-- START OF DATA TO USE --

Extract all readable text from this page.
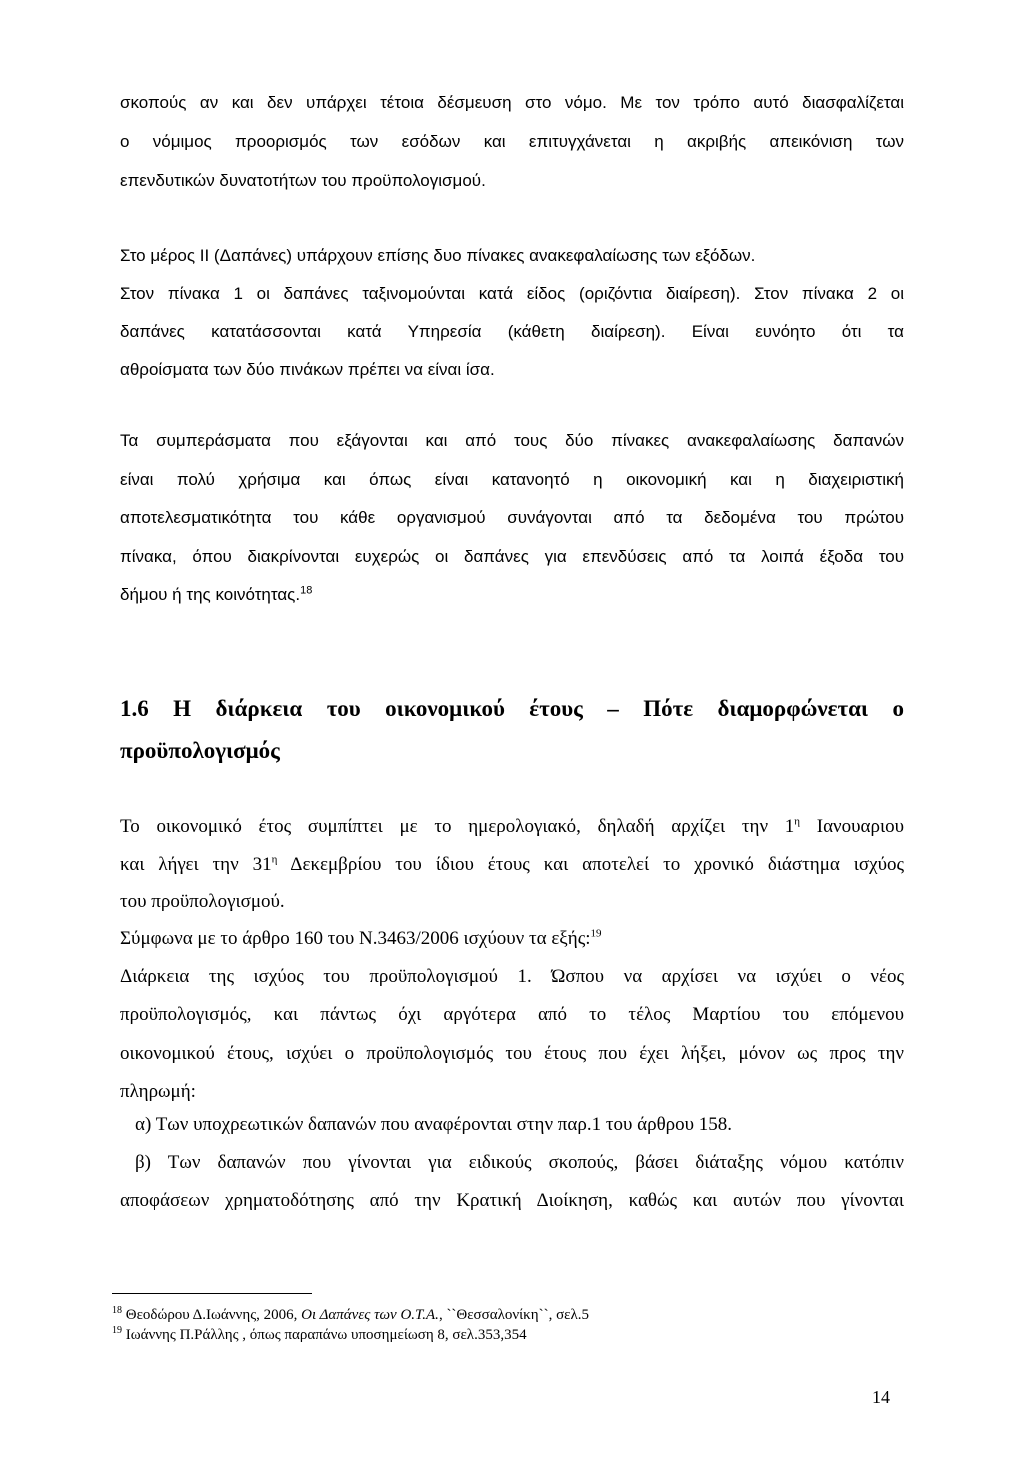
σκοπούς αν και δεν υπάρχει τέτοια δέσμευση στο νόμο. Με τον τρόπο αυτό διασφαλίζεται
ο νόμιμος προορισμός των εσόδων και επιτυγχάνεται η ακριβής απεικόνιση των
επενδυτικών δυνατοτήτων του προϋπολογισμού.
Στο μέρος ΙΙ (Δαπάνες) υπάρχουν επίσης δυο πίνακες ανακεφαλαίωσης των εξόδων.
Στον πίνακα 1 οι δαπάνες ταξινομούνται κατά είδος (οριζόντια διαίρεση). Στον πίνακα 2 οι
δαπάνες κατατάσσονται κατά Υπηρεσία (κάθετη διαίρεση). Είναι ευνόητο ότι τα
αθροίσματα των δύο πινάκων πρέπει να είναι ίσα.
Τα συμπεράσματα που εξάγονται και από τους δύο πίνακες ανακεφαλαίωσης δαπανών
είναι πολύ χρήσιμα και όπως είναι κατανοητό η οικονομική και η διαχειριστική
αποτελεσματικότητα του κάθε οργανισμού συνάγονται από τα δεδομένα του πρώτου
πίνακα, όπου διακρίνονται ευχερώς οι δαπάνες για επενδύσεις από τα λοιπά έξοδα του
δήμου ή της κοινότητας.$^{18}$
1.6 Η διάρκεια του οικονομικού έτους – Πότε διαμορφώνεται ο
προϋπολογισμός
Το οικονομικό έτος συμπίπτει με το ημερολογιακό, δηλαδή αρχίζει την $1^\eta$ Ιανουαριου
και λήγει την $31^\eta$ Δεκεμβρίου του ίδιου έτους και αποτελεί το χρονικό διάστημα ισχύος
του προϋπολογισμού.
Σύμφωνα με το άρθρο 160 του Ν.3463/2006 ισχύουν τα εξής:$^{19}$
Διάρκεια της ισχύος του προϋπολογισμού 1. Ώσπου να αρχίσει να ισχύει ο νέος
προϋπολογισμός, και πάντως όχι αργότερα από το τέλος Μαρτίου του επόμενου
οικονομικού έτους, ισχύει ο προϋπολογισμός του έτους που έχει λήξει, μόνον ως προς την
πληρωμή:
α) Των υποχρεωτικών δαπανών που αναφέρονται στην παρ.1 του άρθρου 158.
β) Των δαπανών που γίνονται για ειδικούς σκοπούς, βάσει διάταξης νόμου κατόπιν
αποφάσεων χρηματοδότησης από την Κρατική Διοίκηση, καθώς και αυτών που γίνονται
$^{18}$ Θεοδώρου Δ.Ιωάννης, 2006, Οι Δαπάνες των Ο.Τ.Α., ``Θεσσαλονίκη``, σελ.5
$^{19}$ Ιωάννης Π.Ράλλης , όπως παραπάνω υποσημείωση 8, σελ.353,354
14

-- END OF DATA TO USE --

AIM: Without the pictures, restate each entry exactly.

TASK SOLUTION:
Extract all readable text from this page.
σκοπούς αν και δεν υπάρχει τέτοια δέσμευση στο νόμο. Με τον τρόπο αυτό διασφαλίζεται
ο νόμιμος προορισμός των εσόδων και επιτυγχάνεται η ακριβής απεικόνιση των
επενδυτικών δυνατοτήτων του προϋπολογισμού.
Στο μέρος ΙΙ (Δαπάνες) υπάρχουν επίσης δυο πίνακες ανακεφαλαίωσης των εξόδων.
Στον πίνακα 1 οι δαπάνες ταξινομούνται κατά είδος (οριζόντια διαίρεση). Στον πίνακα 2 οι
δαπάνες κατατάσσονται κατά Υπηρεσία (κάθετη διαίρεση). Είναι ευνόητο ότι τα
αθροίσματα των δύο πινάκων πρέπει να είναι ίσα.
Τα συμπεράσματα που εξάγονται και από τους δύο πίνακες ανακεφαλαίωσης δαπανών
είναι πολύ χρήσιμα και όπως είναι κατανοητό η οικονομική και η διαχειριστική
αποτελεσματικότητα του κάθε οργανισμού συνάγονται από τα δεδομένα του πρώτου
πίνακα, όπου διακρίνονται ευχερώς οι δαπάνες για επενδύσεις από τα λοιπά έξοδα του
δήμου ή της κοινότητας.$^{18}$
1.6 Η διάρκεια του οικονομικού έτους – Πότε διαμορφώνεται ο
προϋπολογισμός
Το οικονομικό έτος συμπίπτει με το ημερολογιακό, δηλαδή αρχίζει την $1^\eta$ Ιανουαριου
και λήγει την $31^\eta$ Δεκεμβρίου του ίδιου έτους και αποτελεί το χρονικό διάστημα ισχύος
του προϋπολογισμού.
Σύμφωνα με το άρθρο 160 του Ν.3463/2006 ισχύουν τα εξής:$^{19}$
Διάρκεια της ισχύος του προϋπολογισμού 1. Ώσπου να αρχίσει να ισχύει ο νέος
προϋπολογισμός, και πάντως όχι αργότερα από το τέλος Μαρτίου του επόμενου
οικονομικού έτους, ισχύει ο προϋπολογισμός του έτους που έχει λήξει, μόνον ως προς την
πληρωμή:
α) Των υποχρεωτικών δαπανών που αναφέρονται στην παρ.1 του άρθρου 158.
β) Των δαπανών που γίνονται για ειδικούς σκοπούς, βάσει διάταξης νόμου κατόπιν
αποφάσεων χρηματοδότησης από την Κρατική Διοίκηση, καθώς και αυτών που γίνονται
$^{18}$ Θεοδώρου Δ.Ιωάννης, 2006, Οι Δαπάνες των Ο.Τ.Α., ``Θεσσαλονίκη``, σελ.5
$^{19}$ Ιωάννης Π.Ράλλης , όπως παραπάνω υποσημείωση 8, σελ.353,354
14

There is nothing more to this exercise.